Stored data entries
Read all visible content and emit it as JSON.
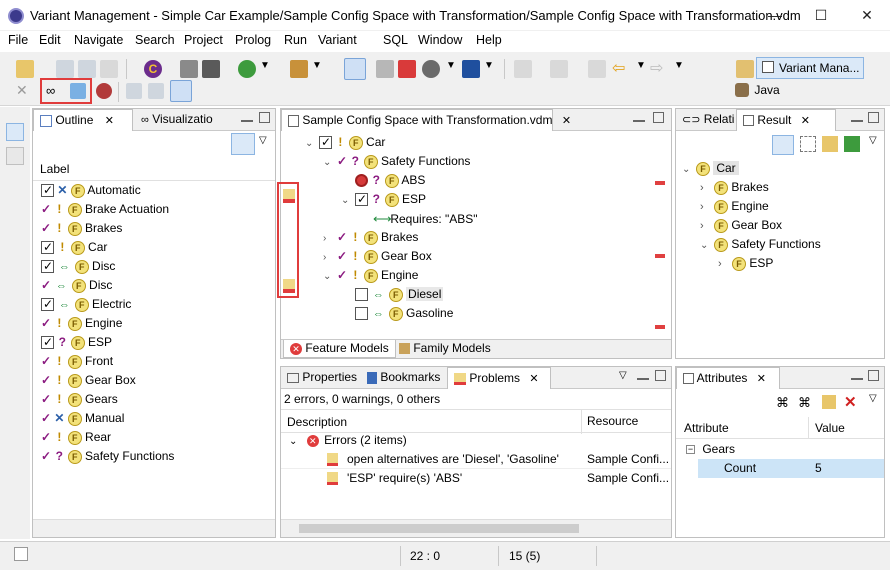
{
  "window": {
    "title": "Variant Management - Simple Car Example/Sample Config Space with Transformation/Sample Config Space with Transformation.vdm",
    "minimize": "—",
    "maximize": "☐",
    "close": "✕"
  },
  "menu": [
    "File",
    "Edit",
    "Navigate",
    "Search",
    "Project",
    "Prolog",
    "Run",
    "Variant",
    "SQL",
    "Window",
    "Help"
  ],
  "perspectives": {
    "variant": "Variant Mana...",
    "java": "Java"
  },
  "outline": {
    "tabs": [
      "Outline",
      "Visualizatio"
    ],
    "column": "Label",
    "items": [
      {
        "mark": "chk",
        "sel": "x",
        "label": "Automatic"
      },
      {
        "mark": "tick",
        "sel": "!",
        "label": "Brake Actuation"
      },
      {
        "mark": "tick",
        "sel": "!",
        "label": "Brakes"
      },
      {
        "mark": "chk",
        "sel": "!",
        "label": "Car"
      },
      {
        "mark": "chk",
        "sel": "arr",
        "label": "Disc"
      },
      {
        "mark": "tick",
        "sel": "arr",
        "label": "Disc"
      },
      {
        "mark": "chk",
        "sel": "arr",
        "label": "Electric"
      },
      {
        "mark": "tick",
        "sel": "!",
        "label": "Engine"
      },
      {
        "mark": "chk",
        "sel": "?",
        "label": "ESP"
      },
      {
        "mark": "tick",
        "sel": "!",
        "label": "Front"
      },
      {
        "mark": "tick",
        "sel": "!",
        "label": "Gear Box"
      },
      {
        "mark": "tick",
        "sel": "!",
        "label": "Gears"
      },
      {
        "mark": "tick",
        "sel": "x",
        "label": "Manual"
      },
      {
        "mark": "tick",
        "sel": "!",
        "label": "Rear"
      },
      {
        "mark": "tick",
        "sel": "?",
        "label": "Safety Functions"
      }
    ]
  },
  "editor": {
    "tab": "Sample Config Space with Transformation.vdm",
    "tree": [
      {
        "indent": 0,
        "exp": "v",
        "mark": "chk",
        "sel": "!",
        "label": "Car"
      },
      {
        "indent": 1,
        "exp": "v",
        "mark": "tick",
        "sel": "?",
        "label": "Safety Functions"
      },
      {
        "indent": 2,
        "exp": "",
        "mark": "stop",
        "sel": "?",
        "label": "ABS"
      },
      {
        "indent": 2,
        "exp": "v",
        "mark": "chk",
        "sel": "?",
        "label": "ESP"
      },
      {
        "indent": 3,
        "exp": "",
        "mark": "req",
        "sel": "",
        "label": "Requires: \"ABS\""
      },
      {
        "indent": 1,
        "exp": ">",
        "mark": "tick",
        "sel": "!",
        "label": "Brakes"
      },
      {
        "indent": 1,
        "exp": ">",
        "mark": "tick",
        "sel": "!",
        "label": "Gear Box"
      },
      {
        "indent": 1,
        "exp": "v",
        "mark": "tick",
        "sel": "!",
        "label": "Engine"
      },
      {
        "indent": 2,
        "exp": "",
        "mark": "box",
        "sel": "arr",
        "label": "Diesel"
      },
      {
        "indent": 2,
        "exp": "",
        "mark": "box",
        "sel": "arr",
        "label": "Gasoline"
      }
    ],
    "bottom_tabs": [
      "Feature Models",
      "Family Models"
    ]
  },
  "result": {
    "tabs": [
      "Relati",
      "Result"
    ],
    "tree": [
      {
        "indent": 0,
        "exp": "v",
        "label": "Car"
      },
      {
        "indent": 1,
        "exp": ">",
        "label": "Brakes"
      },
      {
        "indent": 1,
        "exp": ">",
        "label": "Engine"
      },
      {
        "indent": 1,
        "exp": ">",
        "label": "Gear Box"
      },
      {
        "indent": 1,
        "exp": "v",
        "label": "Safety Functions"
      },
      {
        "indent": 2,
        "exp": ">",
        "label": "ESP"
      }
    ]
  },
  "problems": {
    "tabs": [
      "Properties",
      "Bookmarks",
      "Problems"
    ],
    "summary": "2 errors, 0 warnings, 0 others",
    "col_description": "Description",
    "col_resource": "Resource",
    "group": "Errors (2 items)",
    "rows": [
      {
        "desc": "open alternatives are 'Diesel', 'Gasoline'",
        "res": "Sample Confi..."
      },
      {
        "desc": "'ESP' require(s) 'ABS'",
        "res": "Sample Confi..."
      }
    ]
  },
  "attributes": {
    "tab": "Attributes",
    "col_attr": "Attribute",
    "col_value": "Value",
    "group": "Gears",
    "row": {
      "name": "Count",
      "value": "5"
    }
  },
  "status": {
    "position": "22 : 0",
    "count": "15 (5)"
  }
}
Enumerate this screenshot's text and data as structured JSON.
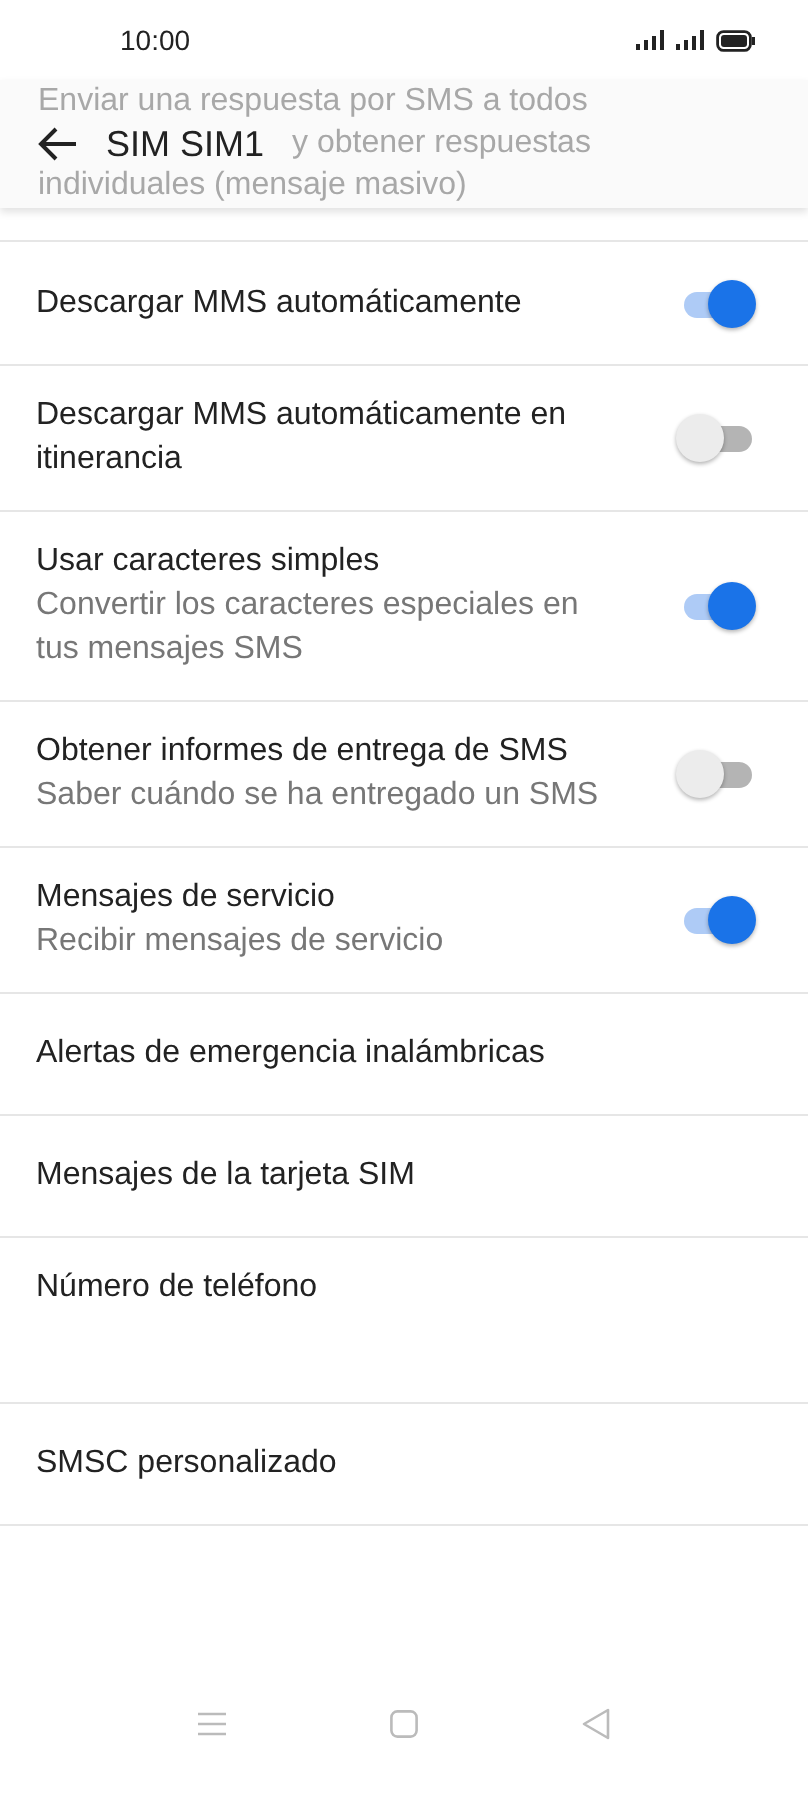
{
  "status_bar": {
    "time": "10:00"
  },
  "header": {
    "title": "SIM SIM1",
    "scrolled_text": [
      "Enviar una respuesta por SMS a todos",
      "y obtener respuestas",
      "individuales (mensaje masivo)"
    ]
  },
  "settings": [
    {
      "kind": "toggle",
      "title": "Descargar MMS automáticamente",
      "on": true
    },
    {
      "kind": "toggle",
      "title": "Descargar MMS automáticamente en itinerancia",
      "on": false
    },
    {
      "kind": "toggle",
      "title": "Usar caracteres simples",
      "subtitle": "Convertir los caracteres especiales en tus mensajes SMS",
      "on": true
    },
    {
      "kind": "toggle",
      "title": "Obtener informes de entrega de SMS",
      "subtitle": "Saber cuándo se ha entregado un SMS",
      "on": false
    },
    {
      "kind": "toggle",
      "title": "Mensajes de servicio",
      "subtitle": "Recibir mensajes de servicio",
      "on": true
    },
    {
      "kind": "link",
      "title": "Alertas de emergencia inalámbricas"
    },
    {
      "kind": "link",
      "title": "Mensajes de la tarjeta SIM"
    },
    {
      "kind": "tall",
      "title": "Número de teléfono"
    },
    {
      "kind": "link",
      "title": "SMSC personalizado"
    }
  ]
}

EXERCISE PROMPT:
Exclude the images and reproduce the remaining data exactly.

CORRECT ANSWER:
Read all visible content and emit it as JSON.
{
  "window": {
    "title": "Variant Management - Simple Car Example/Sample Config Space with Transformation/Sample Config Space with Transformation.vdm",
    "minimize": "—",
    "maximize": "☐",
    "close": "✕"
  },
  "menu": [
    "File",
    "Edit",
    "Navigate",
    "Search",
    "Project",
    "Prolog",
    "Run",
    "Variant",
    "SQL",
    "Window",
    "Help"
  ],
  "perspectives": {
    "variant": "Variant Mana...",
    "java": "Java"
  },
  "outline": {
    "tabs": [
      "Outline",
      "Visualizatio"
    ],
    "column": "Label",
    "items": [
      {
        "mark": "chk",
        "sel": "x",
        "label": "Automatic"
      },
      {
        "mark": "tick",
        "sel": "!",
        "label": "Brake Actuation"
      },
      {
        "mark": "tick",
        "sel": "!",
        "label": "Brakes"
      },
      {
        "mark": "chk",
        "sel": "!",
        "label": "Car"
      },
      {
        "mark": "chk",
        "sel": "arr",
        "label": "Disc"
      },
      {
        "mark": "tick",
        "sel": "arr",
        "label": "Disc"
      },
      {
        "mark": "chk",
        "sel": "arr",
        "label": "Electric"
      },
      {
        "mark": "tick",
        "sel": "!",
        "label": "Engine"
      },
      {
        "mark": "chk",
        "sel": "?",
        "label": "ESP"
      },
      {
        "mark": "tick",
        "sel": "!",
        "label": "Front"
      },
      {
        "mark": "tick",
        "sel": "!",
        "label": "Gear Box"
      },
      {
        "mark": "tick",
        "sel": "!",
        "label": "Gears"
      },
      {
        "mark": "tick",
        "sel": "x",
        "label": "Manual"
      },
      {
        "mark": "tick",
        "sel": "!",
        "label": "Rear"
      },
      {
        "mark": "tick",
        "sel": "?",
        "label": "Safety Functions"
      }
    ]
  },
  "editor": {
    "tab": "Sample Config Space with Transformation.vdm",
    "tree": [
      {
        "indent": 0,
        "exp": "v",
        "mark": "chk",
        "sel": "!",
        "label": "Car"
      },
      {
        "indent": 1,
        "exp": "v",
        "mark": "tick",
        "sel": "?",
        "label": "Safety Functions"
      },
      {
        "indent": 2,
        "exp": "",
        "mark": "stop",
        "sel": "?",
        "label": "ABS"
      },
      {
        "indent": 2,
        "exp": "v",
        "mark": "chk",
        "sel": "?",
        "label": "ESP"
      },
      {
        "indent": 3,
        "exp": "",
        "mark": "req",
        "sel": "",
        "label": "Requires: \"ABS\""
      },
      {
        "indent": 1,
        "exp": ">",
        "mark": "tick",
        "sel": "!",
        "label": "Brakes"
      },
      {
        "indent": 1,
        "exp": ">",
        "mark": "tick",
        "sel": "!",
        "label": "Gear Box"
      },
      {
        "indent": 1,
        "exp": "v",
        "mark": "tick",
        "sel": "!",
        "label": "Engine"
      },
      {
        "indent": 2,
        "exp": "",
        "mark": "box",
        "sel": "arr",
        "label": "Diesel"
      },
      {
        "indent": 2,
        "exp": "",
        "mark": "box",
        "sel": "arr",
        "label": "Gasoline"
      }
    ],
    "bottom_tabs": [
      "Feature Models",
      "Family Models"
    ]
  },
  "result": {
    "tabs": [
      "Relati",
      "Result"
    ],
    "tree": [
      {
        "indent": 0,
        "exp": "v",
        "label": "Car"
      },
      {
        "indent": 1,
        "exp": ">",
        "label": "Brakes"
      },
      {
        "indent": 1,
        "exp": ">",
        "label": "Engine"
      },
      {
        "indent": 1,
        "exp": ">",
        "label": "Gear Box"
      },
      {
        "indent": 1,
        "exp": "v",
        "label": "Safety Functions"
      },
      {
        "indent": 2,
        "exp": ">",
        "label": "ESP"
      }
    ]
  },
  "problems": {
    "tabs": [
      "Properties",
      "Bookmarks",
      "Problems"
    ],
    "summary": "2 errors, 0 warnings, 0 others",
    "col_description": "Description",
    "col_resource": "Resource",
    "group": "Errors (2 items)",
    "rows": [
      {
        "desc": "open alternatives are 'Diesel', 'Gasoline'",
        "res": "Sample Confi..."
      },
      {
        "desc": "'ESP' require(s) 'ABS'",
        "res": "Sample Confi..."
      }
    ]
  },
  "attributes": {
    "tab": "Attributes",
    "col_attr": "Attribute",
    "col_value": "Value",
    "group": "Gears",
    "row": {
      "name": "Count",
      "value": "5"
    }
  },
  "status": {
    "position": "22 : 0",
    "count": "15 (5)"
  }
}
Enumerate this screenshot's text and data as structured JSON.
{
  "status_bar": {
    "time": "10:00"
  },
  "header": {
    "title": "SIM SIM1",
    "scrolled_text": [
      "Enviar una respuesta por SMS a todos",
      "y obtener respuestas",
      "individuales (mensaje masivo)"
    ]
  },
  "settings": [
    {
      "kind": "toggle",
      "title": "Descargar MMS automáticamente",
      "on": true
    },
    {
      "kind": "toggle",
      "title": "Descargar MMS automáticamente en itinerancia",
      "on": false
    },
    {
      "kind": "toggle",
      "title": "Usar caracteres simples",
      "subtitle": "Convertir los caracteres especiales en tus mensajes SMS",
      "on": true
    },
    {
      "kind": "toggle",
      "title": "Obtener informes de entrega de SMS",
      "subtitle": "Saber cuándo se ha entregado un SMS",
      "on": false
    },
    {
      "kind": "toggle",
      "title": "Mensajes de servicio",
      "subtitle": "Recibir mensajes de servicio",
      "on": true
    },
    {
      "kind": "link",
      "title": "Alertas de emergencia inalámbricas"
    },
    {
      "kind": "link",
      "title": "Mensajes de la tarjeta SIM"
    },
    {
      "kind": "tall",
      "title": "Número de teléfono"
    },
    {
      "kind": "link",
      "title": "SMSC personalizado"
    }
  ]
}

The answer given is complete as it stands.